* [Exercise brief] Could you update the rows in the stretch from "x-tick-label: 1980 — [157, 427, 188, 443]" through "chart-panel-walsh: 14.0 13.0" by replacing "trend-exponent" with "trend-power" and leaving everything else unchanged? Return only those rows.

--------------------

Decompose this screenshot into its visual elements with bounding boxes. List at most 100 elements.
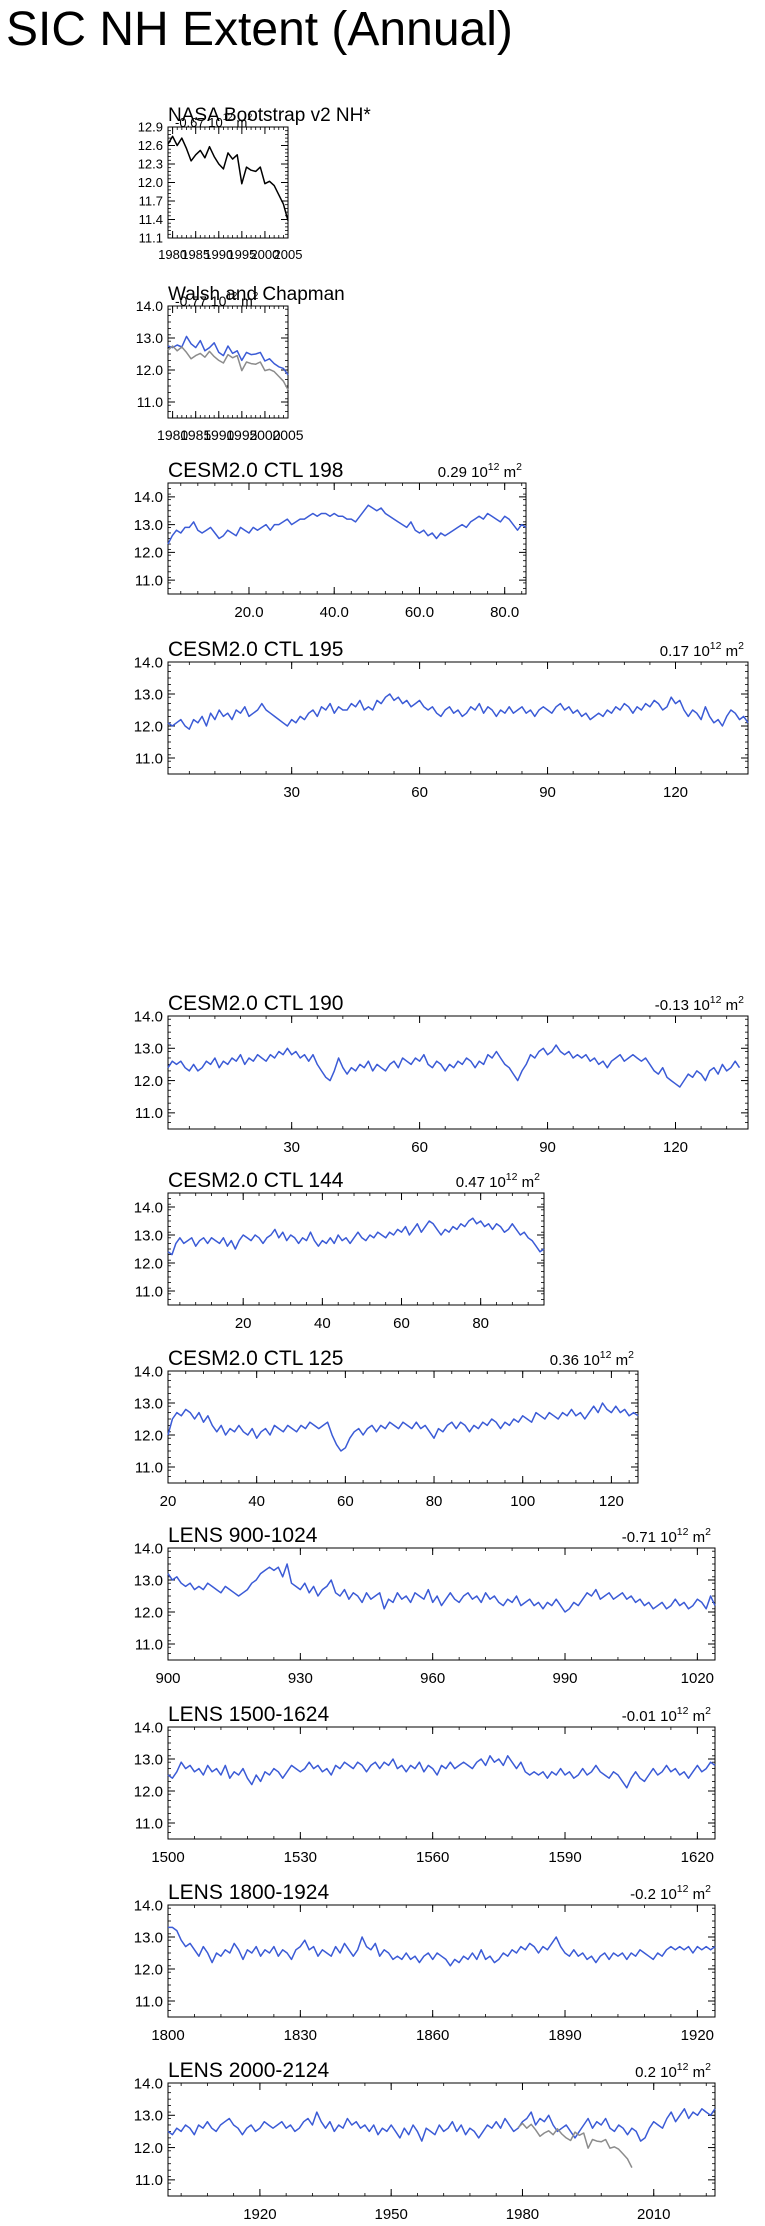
x-tick-label: 1980 — [157, 427, 188, 443]
y-tick-label: 11.0 — [135, 1993, 163, 2010]
trend-exponent: 12 — [600, 1349, 612, 1361]
y-tick-label: 11.0 — [137, 394, 163, 410]
x-tick-label: 1920 — [681, 2027, 714, 2044]
trend-unit: m — [688, 1886, 705, 1903]
x-tick-label: 90 — [539, 1139, 556, 1156]
series-line-0 — [167, 1563, 716, 1613]
chart-panel-nasa: 12.9 12.6 12.3 12.0 11.7 11.4 11.1198019851990… — [138, 105, 372, 262]
y-tick-label: 14.0 — [134, 1897, 163, 1914]
x-tick-label: 40 — [314, 1315, 331, 1332]
plot-frame — [167, 1904, 716, 2018]
x-tick-label: 1620 — [681, 1849, 714, 1866]
x-tick-label: 40 — [248, 1493, 265, 1510]
trend-label: -0.13 1012 m2 — [655, 994, 744, 1014]
trend-unit-exponent: 2 — [738, 994, 744, 1006]
trend-label: 0.36 1012 m2 — [550, 1349, 634, 1369]
y-tick-label: 12.6 — [138, 138, 163, 153]
x-tick-label: 960 — [420, 1670, 445, 1687]
trend-label: -0.77 1012 m2 — [175, 291, 258, 309]
x-tick-label: 20 — [160, 1493, 177, 1510]
trend-exponent: 12 — [677, 1883, 689, 1895]
y-tick-label: 13.0 — [136, 330, 163, 346]
plot-frame — [167, 482, 527, 595]
trend-exponent: 12 — [710, 640, 722, 652]
x-tick-label: 2005 — [274, 247, 303, 262]
x-tick-label: 120 — [599, 1493, 624, 1510]
chart-panel-walsh: 14.0 13.0 12.0 11.0 198019851990199520002005… — [136, 284, 345, 443]
x-tick-label: 30 — [283, 784, 300, 801]
y-tick-label: 12.0 — [138, 175, 163, 190]
trend-unit: m — [688, 1529, 705, 1546]
trend-unit-exponent: 2 — [738, 640, 744, 652]
chart-panel-lens2000: 14.0 13.0 12.0 11.0 1920 1950 1980 2010 LENS 200… — [134, 2059, 716, 2223]
x-tick-label: 2005 — [272, 427, 303, 443]
y-tick-label: 13.0 — [134, 1041, 163, 1058]
trend-unit-exponent: 2 — [705, 1526, 711, 1538]
x-tick-label: 1990 — [204, 247, 233, 262]
y-tick-label: 11.0 — [135, 2172, 163, 2189]
x-tick-label: 1995 — [227, 247, 256, 262]
y-tick-label: 11.0 — [135, 572, 163, 589]
trend-exponent: 12 — [710, 994, 722, 1006]
trend-exponent: 12 — [506, 1171, 518, 1183]
series-line-0 — [167, 1755, 716, 1789]
x-tick-label: 60.0 — [405, 604, 434, 621]
y-tick-label: 12.3 — [138, 157, 163, 172]
trend-unit: m — [721, 997, 738, 1014]
series-line-0 — [167, 504, 527, 545]
y-tick-label: 13.0 — [134, 1227, 163, 1244]
chart-title: CESM2.0 CTL 195 — [168, 638, 343, 661]
x-tick-label: 1800 — [151, 2027, 184, 2044]
y-tick-label: 11.0 — [135, 1636, 163, 1653]
x-tick-label: 1830 — [284, 2027, 317, 2044]
y-tick-label: 11.0 — [135, 1283, 163, 1300]
y-tick-label: 14.0 — [134, 1008, 163, 1025]
trend-label: -0.01 1012 m2 — [622, 1705, 711, 1725]
x-tick-label: 1860 — [416, 2027, 449, 2044]
trend-exponent: 12 — [677, 2061, 689, 2073]
y-tick-label: 11.1 — [139, 231, 163, 246]
y-tick-label: 14.0 — [136, 298, 163, 314]
plot-frame — [167, 1015, 749, 1130]
chart-title: LENS 2000-2124 — [168, 2059, 329, 2082]
chart-title: CESM2.0 CTL 144 — [168, 1169, 344, 1192]
x-tick-label: 930 — [288, 1670, 313, 1687]
y-tick-label: 11.4 — [139, 212, 163, 227]
x-tick-label: 1920 — [243, 2206, 276, 2223]
y-tick-label: 12.0 — [134, 718, 163, 735]
trend-unit: m — [688, 1708, 705, 1725]
plot-frame — [167, 1726, 716, 1840]
chart-title: Walsh and Chapman — [168, 284, 345, 305]
trend-unit-exponent: 2 — [705, 2061, 711, 2073]
chart-panel-lens900: 14.0 13.0 12.0 11.0 900 930 960 990 1020 LENS 900… — [134, 1524, 716, 1687]
trend-exponent: 12 — [226, 291, 237, 302]
chart-title: CESM2.0 CTL 198 — [168, 459, 343, 482]
x-tick-label: 80 — [472, 1315, 489, 1332]
y-tick-label: 12.0 — [134, 1427, 163, 1444]
y-tick-label: 14.0 — [134, 1199, 163, 1216]
y-tick-label: 14.0 — [134, 489, 163, 506]
trend-unit-exponent: 2 — [253, 291, 258, 302]
trend-value: -0.13 10 — [655, 997, 710, 1014]
x-tick-label: 120 — [663, 784, 688, 801]
y-tick-label: 14.0 — [134, 1719, 163, 1736]
trend-label: -0.2 1012 m2 — [630, 1883, 711, 1903]
y-tick-label: 13.0 — [134, 1395, 163, 1412]
y-tick-label: 12.0 — [134, 1604, 163, 1621]
y-tick-label: 13.0 — [134, 517, 163, 534]
trend-unit-exponent: 2 — [628, 1349, 634, 1361]
trend-unit: m — [233, 115, 247, 130]
y-tick-label: 11.0 — [135, 1105, 163, 1122]
page-title: SIC NH Extent (Annual) — [6, 3, 513, 56]
chart-panel-ctl195: 14.0 13.0 12.0 11.0 30 60 90 120 CESM2.0 CTL 195… — [134, 638, 749, 801]
plot-frame — [167, 1370, 639, 1484]
x-tick-label: 60 — [411, 784, 428, 801]
trend-unit: m — [237, 293, 253, 309]
trend-exponent: 12 — [223, 112, 233, 122]
chart-panel-ctl125: 14.0 13.0 12.0 11.0 20 40 60 80 100 120 CESM2.0 CT… — [134, 1347, 639, 1510]
x-tick-label: 100 — [510, 1493, 535, 1510]
x-tick-label: 1590 — [548, 1849, 581, 1866]
x-tick-label: 1980 — [506, 2206, 539, 2223]
x-tick-label: 120 — [663, 1139, 688, 1156]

--------------------

* [Exercise response]
x-tick-label: 1980 — [157, 427, 188, 443]
y-tick-label: 11.0 — [135, 1993, 163, 2010]
trend-power: 12 — [600, 1349, 612, 1361]
y-tick-label: 11.0 — [137, 394, 163, 410]
x-tick-label: 1920 — [681, 2027, 714, 2044]
trend-unit: m — [688, 1886, 705, 1903]
x-tick-label: 90 — [539, 1139, 556, 1156]
series-line-0 — [167, 1563, 716, 1613]
chart-panel-nasa: 12.9 12.6 12.3 12.0 11.7 11.4 11.1198019851990… — [138, 105, 372, 262]
y-tick-label: 14.0 — [134, 1897, 163, 1914]
x-tick-label: 40 — [314, 1315, 331, 1332]
plot-frame — [167, 1904, 716, 2018]
x-tick-label: 1620 — [681, 1849, 714, 1866]
x-tick-label: 40 — [248, 1493, 265, 1510]
trend-label: -0.13 1012 m2 — [655, 994, 744, 1014]
trend-unit-exponent: 2 — [738, 994, 744, 1006]
trend-label: 0.36 1012 m2 — [550, 1349, 634, 1369]
y-tick-label: 12.6 — [138, 138, 163, 153]
x-tick-label: 960 — [420, 1670, 445, 1687]
trend-label: -0.77 1012 m2 — [175, 291, 258, 309]
x-tick-label: 20 — [160, 1493, 177, 1510]
trend-power: 12 — [677, 1883, 689, 1895]
y-tick-label: 13.0 — [136, 330, 163, 346]
plot-frame — [167, 482, 527, 595]
trend-power: 12 — [710, 640, 722, 652]
x-tick-label: 2005 — [274, 247, 303, 262]
x-tick-label: 120 — [599, 1493, 624, 1510]
chart-panel-walsh: 14.0 13.0 12.0 11.0 198019851990199520002005… — [136, 284, 345, 443]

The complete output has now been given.